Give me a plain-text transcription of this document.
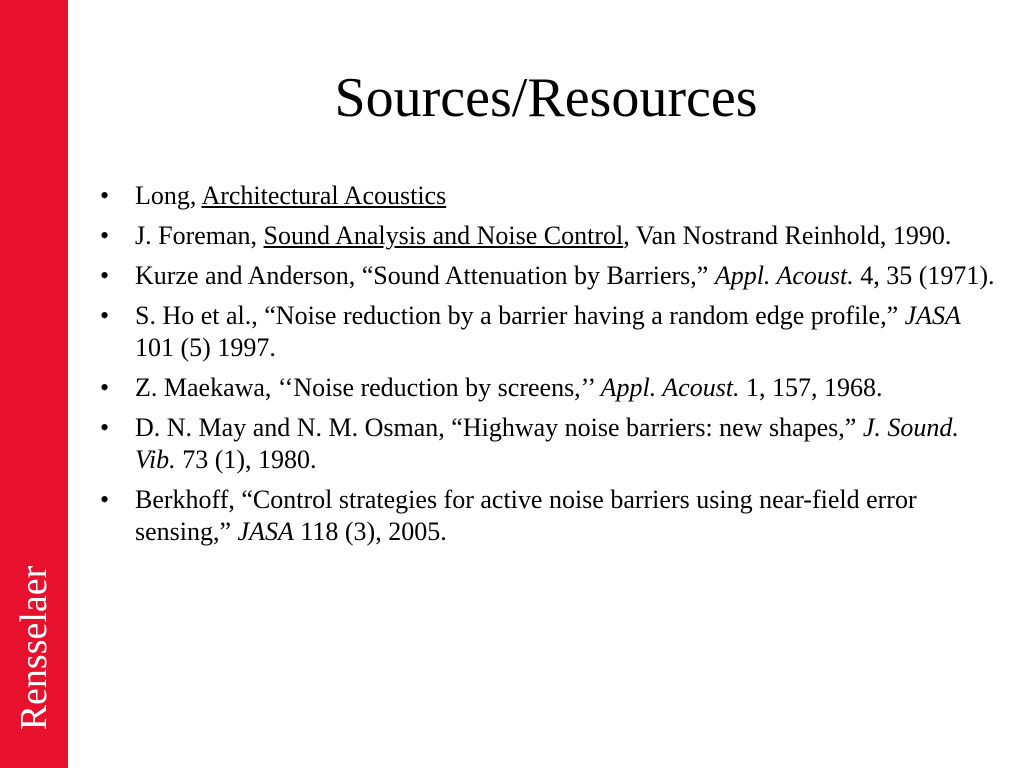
Rensselaer
Sources/Resources
• Long, Architectural Acoustics
• J. Foreman, Sound Analysis and Noise Control, Van Nostrand Reinhold, 1990.
• Kurze and Anderson, “Sound Attenuation by Barriers,” Appl. Acoust. 4, 35 (1971).
• S. Ho et al., “Noise reduction by a barrier having a random edge profile,” JASA 101 (5) 1997.
• Z. Maekawa, ‘‘Noise reduction by screens,’’ Appl. Acoust. 1, 157, 1968.
• D. N. May and N. M. Osman, “Highway noise barriers: new shapes,” J. Sound. Vib. 73 (1), 1980.
• Berkhoff, “Control strategies for active noise barriers using near-field error sensing,” JASA 118 (3), 2005.
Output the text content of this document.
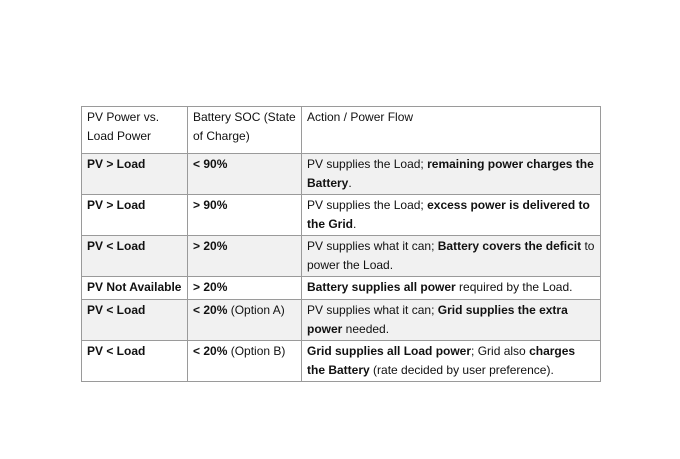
PV Power vs. Load Power	Battery SOC (State of Charge)	Action / Power Flow
PV > Load	< 90%	PV supplies the Load; remaining power charges the Battery.
PV > Load	> 90%	PV supplies the Load; excess power is delivered to the Grid.
PV < Load	> 20%	PV supplies what it can; Battery covers the deficit to power the Load.
PV Not Available	> 20%	Battery supplies all power required by the Load.
PV < Load	< 20% (Option A)	PV supplies what it can; Grid supplies the extra power needed.
PV < Load	< 20% (Option B)	Grid supplies all Load power; Grid also charges the Battery (rate decided by user preference).
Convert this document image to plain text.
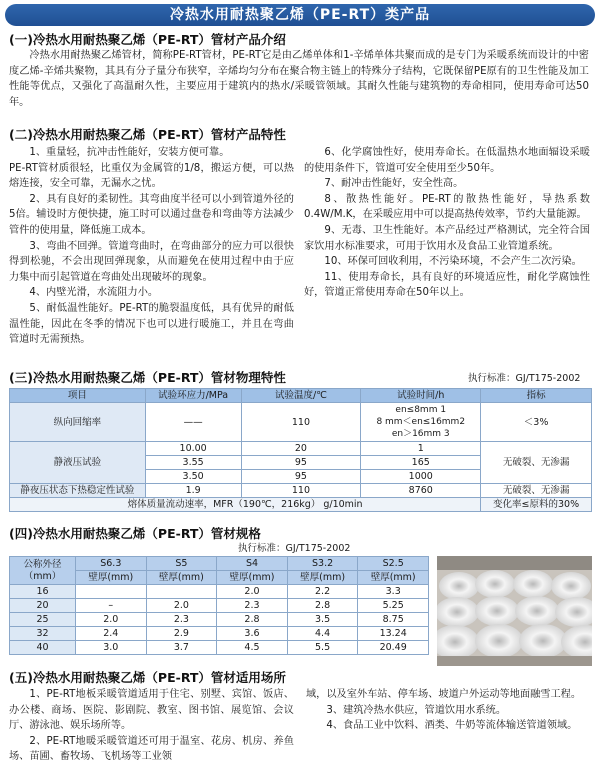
冷热水用耐热聚乙烯（PE-RT）类产品
(一)冷热水用耐热聚乙烯（PE-RT）管材产品介绍

冷热水用耐热聚乙烯管材，简称PE-RT管材，PE-RT它是由乙烯单体和1-辛烯单体共聚而成的是专门为采暖系统而设计的中密度乙烯-辛烯共聚物，其具有分子量分布狭窄，辛烯均匀分布在聚合物主链上的特殊分子结构，它既保留PE原有的卫生性能及加工性能等优点，又强化了高温耐久性，主要应用于建筑内的热水/采暖管领域。其耐久性能与建筑物的寿命相同，使用寿命可达50年。

(二)冷热水用耐热聚乙烯（PE-RT）管材产品特性

1、重量轻，抗冲击性能好，安装方便可靠。

PE-RT管材质很轻，比重仅为金属管的1/8，搬运方便，可以热熔连接，安全可靠，无漏水之忧。

2、具有良好的柔韧性。其弯曲度半径可以小到管道外径的5倍。辅设时方便快捷，施工时可以通过盘卷和弯曲等方法减少管件的使用量，降低施工成本。

3、弯曲不回弹。管道弯曲时，在弯曲部分的应力可以很快得到松驰，不会出现回弹现象，从而避免在使用过程中由于应力集中而引起管道在弯曲处出现破坏的现象。

4、内壁光滑，水流阻力小。

5、耐低温性能好。PE-RT的脆裂温度低，具有优异的耐低温性能，因此在冬季的情况下也可以进行暖施工，并且在弯曲管道时无需预热。

6、化学腐蚀性好，使用寿命长。在低温热水地面辐设采暖的使用条件下，管道可安全使用至少50年。

7、耐冲击性能好，安全性高。

8、散热性能好。PE-RT的散热性能好，导热系数0.4W/M.K，在采暖应用中可以提高热传效率，节约大量能源。

9、无毒、卫生性能好。本产品经过严格测试，完全符合国家饮用水标准要求，可用于饮用水及食品工业管道系统。

10、环保可回收利用，不污染环境，不会产生二次污染。

11、使用寿命长，具有良好的环境适应性，耐化学腐蚀性好，管道正常使用寿命在50年以上。

(三)冷热水用耐热聚乙烯（PE-RT）管材物理特性	执行标准：GJ/T175-2002
项目	试验环应力/MPa	试验温度/℃	试验时间/h	指标
纵向回缩率	——	110	en≤8mm 1
8 mm＜en≤16mm2
en＞16mm 3	＜3%
静液压试验	10.00	20	1	无破裂、无渗漏
	3.55	95	165	
	3.50	95	1000	
静夜压状态下热稳定性试验	1.9	110	8760	无破裂、无渗漏
熔体质量流动速率，MFR（190℃，216kg） g/10min				变化率≤原料的30%
(四)冷热水用耐热聚乙烯（PE-RT）管材规格
执行标准：GJ/T175-2002
公称外径（mm）	S6.3	S5	S4	S3.2	S2.5
	壁厚(mm)	壁厚(mm)	壁厚(mm)	壁厚(mm)	壁厚(mm)
16			2.0	2.2	3.3
20	–	2.0	2.3	2.8	5.25
25	2.0	2.3	2.8	3.5	8.75
32	2.4	2.9	3.6	4.4	13.24
40	3.0	3.7	4.5	5.5	20.49
(五)冷热水用耐热聚乙烯（PE-RT）管材适用场所

1、PE-RT地板采暖管道适用于住宅、别墅、宾馆、饭店、办公楼、商场、医院、影剧院、教室、图书馆、展览馆、会议厅、游泳池、娱乐场所等。

2、PE-RT地暖采暖管道还可用于温室、花房、机房、养鱼场、苗圃、畜牧场、飞机场等工业领

域，以及室外车站、停车场、坡道户外运动等地面融雪工程。

3、建筑冷热水供应，管道饮用水系统。

4、食品工业中饮料、酒类、牛奶等流体输送管道领域。
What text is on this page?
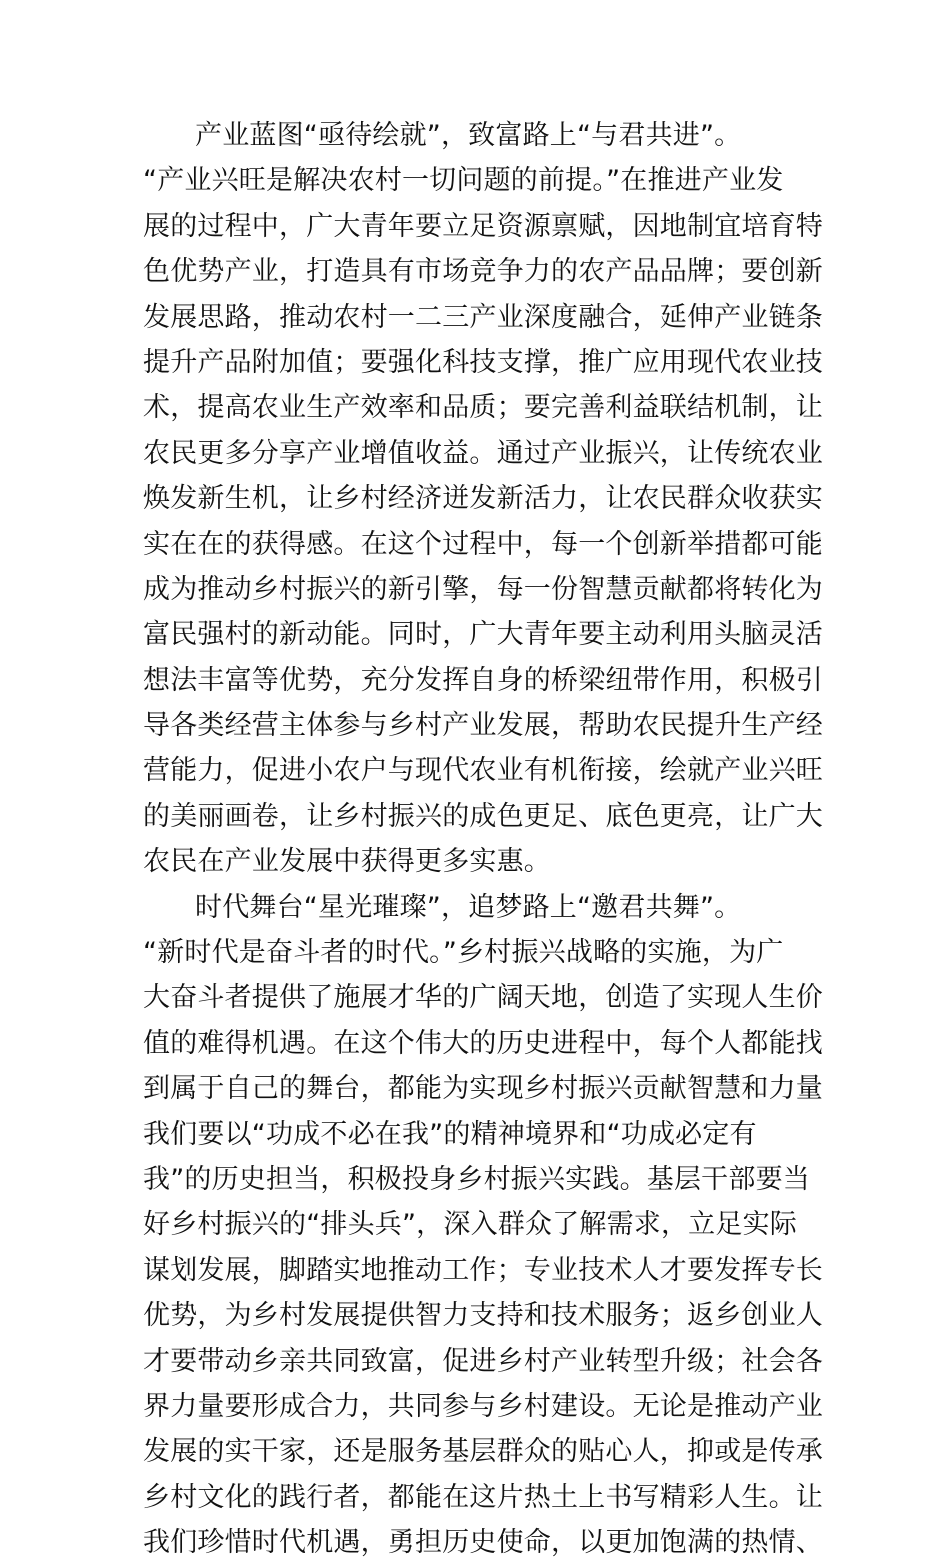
产业蓝图“亟待绘就”，致富路上“与君共进”。
“产业兴旺是解决农村一切问题的前提。”在推进产业发
展的过程中，广大青年要立足资源禀赋，因地制宜培育特
色优势产业，打造具有市场竞争力的农产品品牌；要创新
发展思路，推动农村一二三产业深度融合，延伸产业链条
提升产品附加值；要强化科技支撑，推广应用现代农业技
术，提高农业生产效率和品质；要完善利益联结机制，让
农民更多分享产业增值收益。通过产业振兴，让传统农业
焕发新生机，让乡村经济迸发新活力，让农民群众收获实
实在在的获得感。在这个过程中，每一个创新举措都可能
成为推动乡村振兴的新引擎，每一份智慧贡献都将转化为
富民强村的新动能。同时，广大青年要主动利用头脑灵活
想法丰富等优势，充分发挥自身的桥梁纽带作用，积极引
导各类经营主体参与乡村产业发展，帮助农民提升生产经
营能力，促进小农户与现代农业有机衔接，绘就产业兴旺
的美丽画卷，让乡村振兴的成色更足、底色更亮，让广大
农民在产业发展中获得更多实惠。
时代舞台“星光璀璨”，追梦路上“邀君共舞”。
“新时代是奋斗者的时代。”乡村振兴战略的实施，为广
大奋斗者提供了施展才华的广阔天地，创造了实现人生价
值的难得机遇。在这个伟大的历史进程中，每个人都能找
到属于自己的舞台，都能为实现乡村振兴贡献智慧和力量
我们要以“功成不必在我”的精神境界和“功成必定有
我”的历史担当，积极投身乡村振兴实践。基层干部要当
好乡村振兴的“排头兵”，深入群众了解需求，立足实际
谋划发展，脚踏实地推动工作；专业技术人才要发挥专长
优势，为乡村发展提供智力支持和技术服务；返乡创业人
才要带动乡亲共同致富，促进乡村产业转型升级；社会各
界力量要形成合力，共同参与乡村建设。无论是推动产业
发展的实干家，还是服务基层群众的贴心人，抑或是传承
乡村文化的践行者，都能在这片热土上书写精彩人生。让
我们珍惜时代机遇，勇担历史使命，以更加饱满的热情、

:::::

# Short task:
Restate the listing above word for word, and skip the pictures.

# Written solution:
Give me a plain-text transcription of this document.
Rensselaer
Sources/Resources
• Long, Architectural Acoustics
• J. Foreman, Sound Analysis and Noise Control, Van Nostrand Reinhold, 1990.
• Kurze and Anderson, “Sound Attenuation by Barriers,” Appl. Acoust. 4, 35 (1971).
• S. Ho et al., “Noise reduction by a barrier having a random edge profile,” JASA 101 (5) 1997.
• Z. Maekawa, ‘‘Noise reduction by screens,’’ Appl. Acoust. 1, 157, 1968.
• D. N. May and N. M. Osman, “Highway noise barriers: new shapes,” J. Sound. Vib. 73 (1), 1980.
• Berkhoff, “Control strategies for active noise barriers using near-field error sensing,” JASA 118 (3), 2005.
Output the text content of this document.
PV Power vs. Load Power	Battery SOC (State of Charge)	Action / Power Flow
PV > Load	< 90%	PV supplies the Load; remaining power charges the Battery.
PV > Load	> 90%	PV supplies the Load; excess power is delivered to the Grid.
PV < Load	> 20%	PV supplies what it can; Battery covers the deficit to power the Load.
PV Not Available	> 20%	Battery supplies all power required by the Load.
PV < Load	< 20% (Option A)	PV supplies what it can; Grid supplies the extra power needed.
PV < Load	< 20% (Option B)	Grid supplies all Load power; Grid also charges the Battery (rate decided by user preference).
Convert this document image to plain text.
冷热水用耐热聚乙烯（PE-RT）类产品
(一)冷热水用耐热聚乙烯（PE-RT）管材产品介绍

冷热水用耐热聚乙烯管材，简称PE-RT管材，PE-RT它是由乙烯单体和1-辛烯单体共聚而成的是专门为采暖系统而设计的中密度乙烯-辛烯共聚物，其具有分子量分布狭窄，辛烯均匀分布在聚合物主链上的特殊分子结构，它既保留PE原有的卫生性能及加工性能等优点，又强化了高温耐久性，主要应用于建筑内的热水/采暖管领域。其耐久性能与建筑物的寿命相同，使用寿命可达50年。

(二)冷热水用耐热聚乙烯（PE-RT）管材产品特性

1、重量轻，抗冲击性能好，安装方便可靠。

PE-RT管材质很轻，比重仅为金属管的1/8，搬运方便，可以热熔连接，安全可靠，无漏水之忧。

2、具有良好的柔韧性。其弯曲度半径可以小到管道外径的5倍。辅设时方便快捷，施工时可以通过盘卷和弯曲等方法减少管件的使用量，降低施工成本。

3、弯曲不回弹。管道弯曲时，在弯曲部分的应力可以很快得到松驰，不会出现回弹现象，从而避免在使用过程中由于应力集中而引起管道在弯曲处出现破坏的现象。

4、内壁光滑，水流阻力小。

5、耐低温性能好。PE-RT的脆裂温度低，具有优异的耐低温性能，因此在冬季的情况下也可以进行暖施工，并且在弯曲管道时无需预热。

6、化学腐蚀性好，使用寿命长。在低温热水地面辐设采暖的使用条件下，管道可安全使用至少50年。

7、耐冲击性能好，安全性高。

8、散热性能好。PE-RT的散热性能好，导热系数0.4W/M.K，在采暖应用中可以提高热传效率，节约大量能源。

9、无毒、卫生性能好。本产品经过严格测试，完全符合国家饮用水标准要求，可用于饮用水及食品工业管道系统。

10、环保可回收利用，不污染环境，不会产生二次污染。

11、使用寿命长，具有良好的环境适应性，耐化学腐蚀性好，管道正常使用寿命在50年以上。

(三)冷热水用耐热聚乙烯（PE-RT）管材物理特性	执行标准：GJ/T175-2002
项目	试验环应力/MPa	试验温度/℃	试验时间/h	指标
纵向回缩率	——	110	en≤8mm 1
8 mm＜en≤16mm2
en＞16mm 3	＜3%
静液压试验	10.00	20	1	无破裂、无渗漏
	3.55	95	165	
	3.50	95	1000	
静夜压状态下热稳定性试验	1.9	110	8760	无破裂、无渗漏
熔体质量流动速率，MFR（190℃，216kg） g/10min				变化率≤原料的30%
(四)冷热水用耐热聚乙烯（PE-RT）管材规格
执行标准：GJ/T175-2002
公称外径（mm）	S6.3	S5	S4	S3.2	S2.5
	壁厚(mm)	壁厚(mm)	壁厚(mm)	壁厚(mm)	壁厚(mm)
16			2.0	2.2	3.3
20	–	2.0	2.3	2.8	5.25
25	2.0	2.3	2.8	3.5	8.75
32	2.4	2.9	3.6	4.4	13.24
40	3.0	3.7	4.5	5.5	20.49
(五)冷热水用耐热聚乙烯（PE-RT）管材适用场所

1、PE-RT地板采暖管道适用于住宅、别墅、宾馆、饭店、办公楼、商场、医院、影剧院、教室、图书馆、展览馆、会议厅、游泳池、娱乐场所等。

2、PE-RT地暖采暖管道还可用于温室、花房、机房、养鱼场、苗圃、畜牧场、飞机场等工业领

域，以及室外车站、停车场、坡道户外运动等地面融雪工程。

3、建筑冷热水供应，管道饮用水系统。

4、食品工业中饮料、酒类、牛奶等流体输送管道领域。
What text is on this page?
产业蓝图“亟待绘就”，致富路上“与君共进”。
“产业兴旺是解决农村一切问题的前提。”在推进产业发
展的过程中，广大青年要立足资源禀赋，因地制宜培育特
色优势产业，打造具有市场竞争力的农产品品牌；要创新
发展思路，推动农村一二三产业深度融合，延伸产业链条
提升产品附加值；要强化科技支撑，推广应用现代农业技
术，提高农业生产效率和品质；要完善利益联结机制，让
农民更多分享产业增值收益。通过产业振兴，让传统农业
焕发新生机，让乡村经济迸发新活力，让农民群众收获实
实在在的获得感。在这个过程中，每一个创新举措都可能
成为推动乡村振兴的新引擎，每一份智慧贡献都将转化为
富民强村的新动能。同时，广大青年要主动利用头脑灵活
想法丰富等优势，充分发挥自身的桥梁纽带作用，积极引
导各类经营主体参与乡村产业发展，帮助农民提升生产经
营能力，促进小农户与现代农业有机衔接，绘就产业兴旺
的美丽画卷，让乡村振兴的成色更足、底色更亮，让广大
农民在产业发展中获得更多实惠。
时代舞台“星光璀璨”，追梦路上“邀君共舞”。
“新时代是奋斗者的时代。”乡村振兴战略的实施，为广
大奋斗者提供了施展才华的广阔天地，创造了实现人生价
值的难得机遇。在这个伟大的历史进程中，每个人都能找
到属于自己的舞台，都能为实现乡村振兴贡献智慧和力量
我们要以“功成不必在我”的精神境界和“功成必定有
我”的历史担当，积极投身乡村振兴实践。基层干部要当
好乡村振兴的“排头兵”，深入群众了解需求，立足实际
谋划发展，脚踏实地推动工作；专业技术人才要发挥专长
优势，为乡村发展提供智力支持和技术服务；返乡创业人
才要带动乡亲共同致富，促进乡村产业转型升级；社会各
界力量要形成合力，共同参与乡村建设。无论是推动产业
发展的实干家，还是服务基层群众的贴心人，抑或是传承
乡村文化的践行者，都能在这片热土上书写精彩人生。让
我们珍惜时代机遇，勇担历史使命，以更加饱满的热情、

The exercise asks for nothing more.